*What is needed*:
Show each line that has the string "this" in it.

*Stored rows*:
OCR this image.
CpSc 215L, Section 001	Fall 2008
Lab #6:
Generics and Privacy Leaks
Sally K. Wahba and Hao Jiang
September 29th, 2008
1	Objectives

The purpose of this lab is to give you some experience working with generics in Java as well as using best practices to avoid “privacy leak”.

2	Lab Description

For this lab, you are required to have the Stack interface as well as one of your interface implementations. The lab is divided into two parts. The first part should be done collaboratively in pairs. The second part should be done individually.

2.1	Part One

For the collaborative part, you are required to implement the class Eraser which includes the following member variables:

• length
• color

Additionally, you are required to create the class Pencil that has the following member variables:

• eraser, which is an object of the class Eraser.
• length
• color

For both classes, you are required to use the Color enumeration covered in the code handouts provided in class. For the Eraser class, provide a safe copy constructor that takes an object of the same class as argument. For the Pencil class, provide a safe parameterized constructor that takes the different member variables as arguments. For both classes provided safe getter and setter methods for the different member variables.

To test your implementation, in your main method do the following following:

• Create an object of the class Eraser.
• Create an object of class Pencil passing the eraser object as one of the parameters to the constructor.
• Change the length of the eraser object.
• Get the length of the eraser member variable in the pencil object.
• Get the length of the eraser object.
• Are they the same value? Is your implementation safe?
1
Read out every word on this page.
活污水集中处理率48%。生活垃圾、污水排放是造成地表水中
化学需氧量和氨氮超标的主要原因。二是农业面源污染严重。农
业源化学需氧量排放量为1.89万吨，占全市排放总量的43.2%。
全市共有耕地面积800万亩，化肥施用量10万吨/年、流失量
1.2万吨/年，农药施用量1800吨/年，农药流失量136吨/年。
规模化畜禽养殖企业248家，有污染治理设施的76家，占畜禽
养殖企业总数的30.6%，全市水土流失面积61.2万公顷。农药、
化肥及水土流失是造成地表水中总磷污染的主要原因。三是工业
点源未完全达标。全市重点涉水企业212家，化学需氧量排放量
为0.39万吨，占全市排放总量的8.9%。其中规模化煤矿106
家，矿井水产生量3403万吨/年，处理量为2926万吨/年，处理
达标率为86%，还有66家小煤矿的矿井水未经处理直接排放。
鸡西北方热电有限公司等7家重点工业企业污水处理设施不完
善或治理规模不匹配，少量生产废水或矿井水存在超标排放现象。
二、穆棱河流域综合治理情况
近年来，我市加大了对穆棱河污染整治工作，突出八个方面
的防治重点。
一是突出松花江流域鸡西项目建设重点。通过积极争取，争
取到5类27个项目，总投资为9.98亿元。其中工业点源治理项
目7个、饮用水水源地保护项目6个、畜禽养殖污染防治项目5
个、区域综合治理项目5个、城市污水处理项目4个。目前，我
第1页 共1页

*Exercise solution*:
OCR this image.
The purpose of this lab is to give you some experience working with generics in Java as well as using best practices to avoid “privacy leak”.
For this lab, you are required to have the Stack interface as well as one of your interface implementations. The lab is divided into two parts. The first part should be done collaboratively in pairs. The second part should be done individually.
Read out every word on this page.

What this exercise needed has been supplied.